> [ROWS]

*****

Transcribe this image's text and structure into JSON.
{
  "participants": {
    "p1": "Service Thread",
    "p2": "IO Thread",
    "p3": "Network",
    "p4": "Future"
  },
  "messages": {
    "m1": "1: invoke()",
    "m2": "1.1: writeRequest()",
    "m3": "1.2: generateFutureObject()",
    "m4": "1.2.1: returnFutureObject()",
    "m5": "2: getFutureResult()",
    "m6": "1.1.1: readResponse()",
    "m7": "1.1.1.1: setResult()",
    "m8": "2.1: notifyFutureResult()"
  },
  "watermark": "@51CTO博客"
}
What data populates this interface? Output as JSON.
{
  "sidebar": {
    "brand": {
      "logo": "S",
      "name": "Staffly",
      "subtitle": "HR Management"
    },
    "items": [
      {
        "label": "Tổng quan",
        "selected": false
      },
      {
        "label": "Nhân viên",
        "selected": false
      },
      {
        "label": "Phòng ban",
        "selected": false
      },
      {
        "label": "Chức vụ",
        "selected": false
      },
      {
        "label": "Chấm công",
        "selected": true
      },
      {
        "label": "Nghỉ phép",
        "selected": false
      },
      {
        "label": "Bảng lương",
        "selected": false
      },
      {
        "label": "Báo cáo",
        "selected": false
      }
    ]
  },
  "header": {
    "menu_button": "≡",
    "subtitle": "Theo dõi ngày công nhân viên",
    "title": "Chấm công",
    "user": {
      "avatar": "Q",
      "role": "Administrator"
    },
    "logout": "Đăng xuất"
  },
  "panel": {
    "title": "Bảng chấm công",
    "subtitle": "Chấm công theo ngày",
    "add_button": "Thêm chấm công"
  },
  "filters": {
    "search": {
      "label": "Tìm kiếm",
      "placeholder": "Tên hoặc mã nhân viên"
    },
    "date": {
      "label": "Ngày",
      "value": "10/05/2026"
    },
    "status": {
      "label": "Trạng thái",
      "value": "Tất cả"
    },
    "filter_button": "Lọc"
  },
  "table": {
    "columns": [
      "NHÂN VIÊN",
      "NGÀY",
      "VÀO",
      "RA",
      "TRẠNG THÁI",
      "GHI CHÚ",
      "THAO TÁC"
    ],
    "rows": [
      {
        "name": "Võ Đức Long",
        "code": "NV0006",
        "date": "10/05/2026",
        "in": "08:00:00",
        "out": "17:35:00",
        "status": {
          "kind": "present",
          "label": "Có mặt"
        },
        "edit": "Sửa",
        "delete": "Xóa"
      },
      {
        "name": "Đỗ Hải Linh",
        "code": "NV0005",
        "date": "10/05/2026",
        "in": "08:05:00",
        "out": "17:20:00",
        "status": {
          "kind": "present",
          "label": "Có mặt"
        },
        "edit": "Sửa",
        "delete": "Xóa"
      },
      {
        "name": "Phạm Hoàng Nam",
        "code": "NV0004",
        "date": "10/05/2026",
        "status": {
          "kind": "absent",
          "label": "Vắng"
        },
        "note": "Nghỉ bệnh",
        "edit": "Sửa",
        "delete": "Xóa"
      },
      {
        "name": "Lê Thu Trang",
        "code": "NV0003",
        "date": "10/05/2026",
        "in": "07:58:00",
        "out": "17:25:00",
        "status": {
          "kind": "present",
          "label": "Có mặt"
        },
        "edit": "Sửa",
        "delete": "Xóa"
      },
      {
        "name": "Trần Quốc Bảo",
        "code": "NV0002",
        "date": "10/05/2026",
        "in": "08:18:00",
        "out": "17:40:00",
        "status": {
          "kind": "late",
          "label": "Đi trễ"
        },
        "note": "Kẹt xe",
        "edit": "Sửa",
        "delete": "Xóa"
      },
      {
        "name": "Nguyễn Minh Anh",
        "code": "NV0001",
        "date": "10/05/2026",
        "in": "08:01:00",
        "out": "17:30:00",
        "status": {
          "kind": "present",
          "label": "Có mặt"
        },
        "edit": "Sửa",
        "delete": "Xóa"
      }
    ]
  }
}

*****

> [WRITTEN REQUEST] Retype the records above exactly.

> [THE SOLUTION]
Transcribe this image's text and structure into JSON.
{
  "participants": {
    "p1": "Service Thread",
    "p2": "IO Thread",
    "p3": "Network",
    "p4": "Future"
  },
  "messages": {
    "m1": "1: invoke()",
    "m2": "1.1: writeRequest()",
    "m3": "1.2: generateFutureObject()",
    "m4": "1.2.1: returnFutureObject()",
    "m5": "2: getFutureResult()",
    "m6": "1.1.1: readResponse()",
    "m7": "1.1.1.1: setResult()",
    "m8": "2.1: notifyFutureResult()"
  },
  "watermark": "@51CTO博客"
}
What data populates this interface? Output as JSON.
{
  "sidebar": {
    "brand": {
      "logo": "S",
      "name": "Staffly",
      "subtitle": "HR Management"
    },
    "items": [
      {
        "label": "Tổng quan",
        "selected": false
      },
      {
        "label": "Nhân viên",
        "selected": false
      },
      {
        "label": "Phòng ban",
        "selected": false
      },
      {
        "label": "Chức vụ",
        "selected": false
      },
      {
        "label": "Chấm công",
        "selected": true
      },
      {
        "label": "Nghỉ phép",
        "selected": false
      },
      {
        "label": "Bảng lương",
        "selected": false
      },
      {
        "label": "Báo cáo",
        "selected": false
      }
    ]
  },
  "header": {
    "menu_button": "≡",
    "subtitle": "Theo dõi ngày công nhân viên",
    "title": "Chấm công",
    "user": {
      "avatar": "Q",
      "role": "Administrator"
    },
    "logout": "Đăng xuất"
  },
  "panel": {
    "title": "Bảng chấm công",
    "subtitle": "Chấm công theo ngày",
    "add_button": "Thêm chấm công"
  },
  "filters": {
    "search": {
      "label": "Tìm kiếm",
      "placeholder": "Tên hoặc mã nhân viên"
    },
    "date": {
      "label": "Ngày",
      "value": "10/05/2026"
    },
    "status": {
      "label": "Trạng thái",
      "value": "Tất cả"
    },
    "filter_button": "Lọc"
  },
  "table": {
    "columns": [
      "NHÂN VIÊN",
      "NGÀY",
      "VÀO",
      "RA",
      "TRẠNG THÁI",
      "GHI CHÚ",
      "THAO TÁC"
    ],
    "rows": [
      {
        "name": "Võ Đức Long",
        "code": "NV0006",
        "date": "10/05/2026",
        "in": "08:00:00",
        "out": "17:35:00",
        "status": {
          "kind": "present",
          "label": "Có mặt"
        },
        "edit": "Sửa",
        "delete": "Xóa"
      },
      {
        "name": "Đỗ Hải Linh",
        "code": "NV0005",
        "date": "10/05/2026",
        "in": "08:05:00",
        "out": "17:20:00",
        "status": {
          "kind": "present",
          "label": "Có mặt"
        },
        "edit": "Sửa",
        "delete": "Xóa"
      },
      {
        "name": "Phạm Hoàng Nam",
        "code": "NV0004",
        "date": "10/05/2026",
        "status": {
          "kind": "absent",
          "label": "Vắng"
        },
        "note": "Nghỉ bệnh",
        "edit": "Sửa",
        "delete": "Xóa"
      },
      {
        "name": "Lê Thu Trang",
        "code": "NV0003",
        "date": "10/05/2026",
        "in": "07:58:00",
        "out": "17:25:00",
        "status": {
          "kind": "present",
          "label": "Có mặt"
        },
        "edit": "Sửa",
        "delete": "Xóa"
      },
      {
        "name": "Trần Quốc Bảo",
        "code": "NV0002",
        "date": "10/05/2026",
        "in": "08:18:00",
        "out": "17:40:00",
        "status": {
          "kind": "late",
          "label": "Đi trễ"
        },
        "note": "Kẹt xe",
        "edit": "Sửa",
        "delete": "Xóa"
      },
      {
        "name": "Nguyễn Minh Anh",
        "code": "NV0001",
        "date": "10/05/2026",
        "in": "08:01:00",
        "out": "17:30:00",
        "status": {
          "kind": "present",
          "label": "Có mặt"
        },
        "edit": "Sửa",
        "delete": "Xóa"
      }
    ]
  }
}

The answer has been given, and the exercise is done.